-- START --

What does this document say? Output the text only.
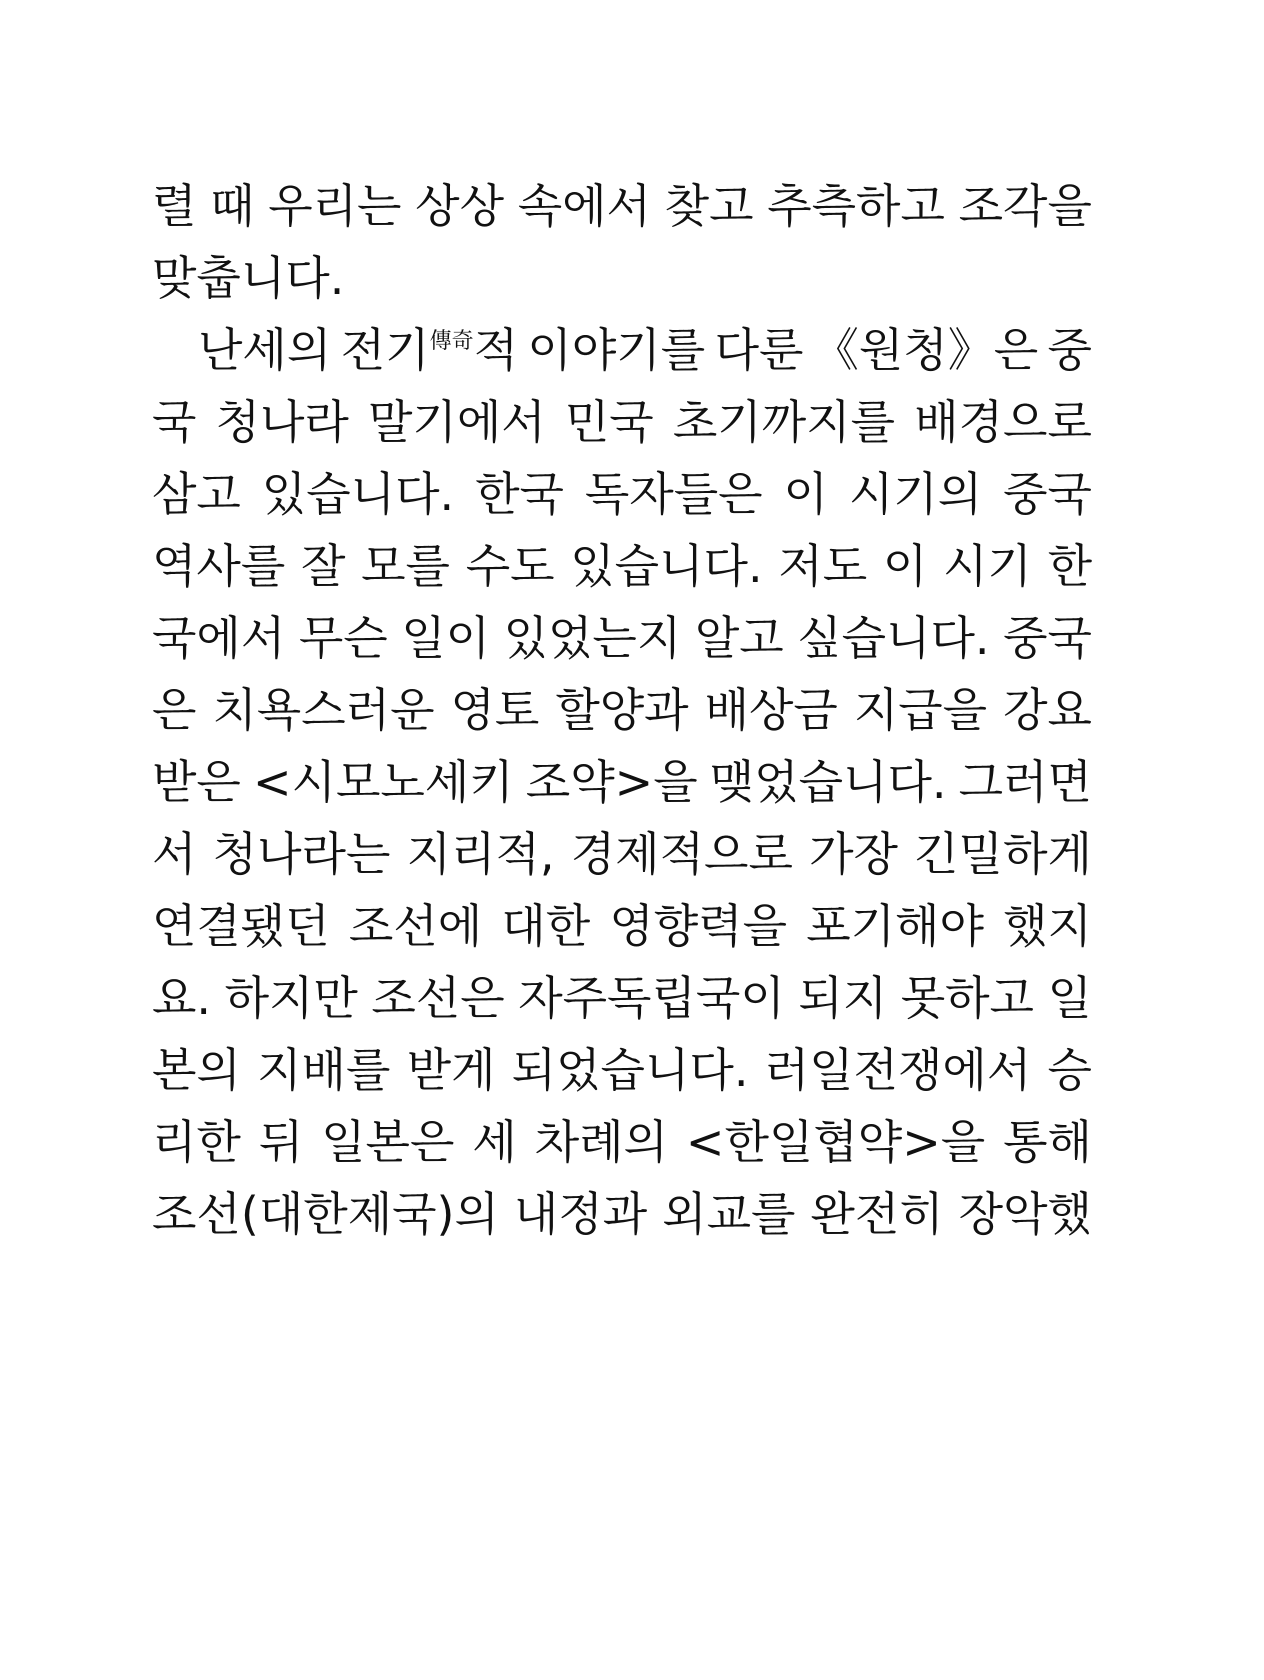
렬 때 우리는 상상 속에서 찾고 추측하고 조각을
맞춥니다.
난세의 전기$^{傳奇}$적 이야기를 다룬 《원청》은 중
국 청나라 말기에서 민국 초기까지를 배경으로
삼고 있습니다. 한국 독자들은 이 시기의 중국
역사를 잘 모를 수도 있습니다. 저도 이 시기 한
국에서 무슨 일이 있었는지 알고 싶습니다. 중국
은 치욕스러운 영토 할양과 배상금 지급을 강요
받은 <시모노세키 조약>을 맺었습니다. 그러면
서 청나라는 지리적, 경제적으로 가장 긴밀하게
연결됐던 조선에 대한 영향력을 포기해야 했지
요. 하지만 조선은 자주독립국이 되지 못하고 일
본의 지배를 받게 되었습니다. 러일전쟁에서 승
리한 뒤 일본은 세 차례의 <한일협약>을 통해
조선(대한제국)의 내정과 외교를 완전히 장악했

-- END --

Your task is an exact transcription of all the data, minus the pictures.

**Written answer**
What does this document say? Output the text only.
렬 때 우리는 상상 속에서 찾고 추측하고 조각을
맞춥니다.
난세의 전기$^{傳奇}$적 이야기를 다룬 《원청》은 중
국 청나라 말기에서 민국 초기까지를 배경으로
삼고 있습니다. 한국 독자들은 이 시기의 중국
역사를 잘 모를 수도 있습니다. 저도 이 시기 한
국에서 무슨 일이 있었는지 알고 싶습니다. 중국
은 치욕스러운 영토 할양과 배상금 지급을 강요
받은 <시모노세키 조약>을 맺었습니다. 그러면
서 청나라는 지리적, 경제적으로 가장 긴밀하게
연결됐던 조선에 대한 영향력을 포기해야 했지
요. 하지만 조선은 자주독립국이 되지 못하고 일
본의 지배를 받게 되었습니다. 러일전쟁에서 승
리한 뒤 일본은 세 차례의 <한일협약>을 통해
조선(대한제국)의 내정과 외교를 완전히 장악했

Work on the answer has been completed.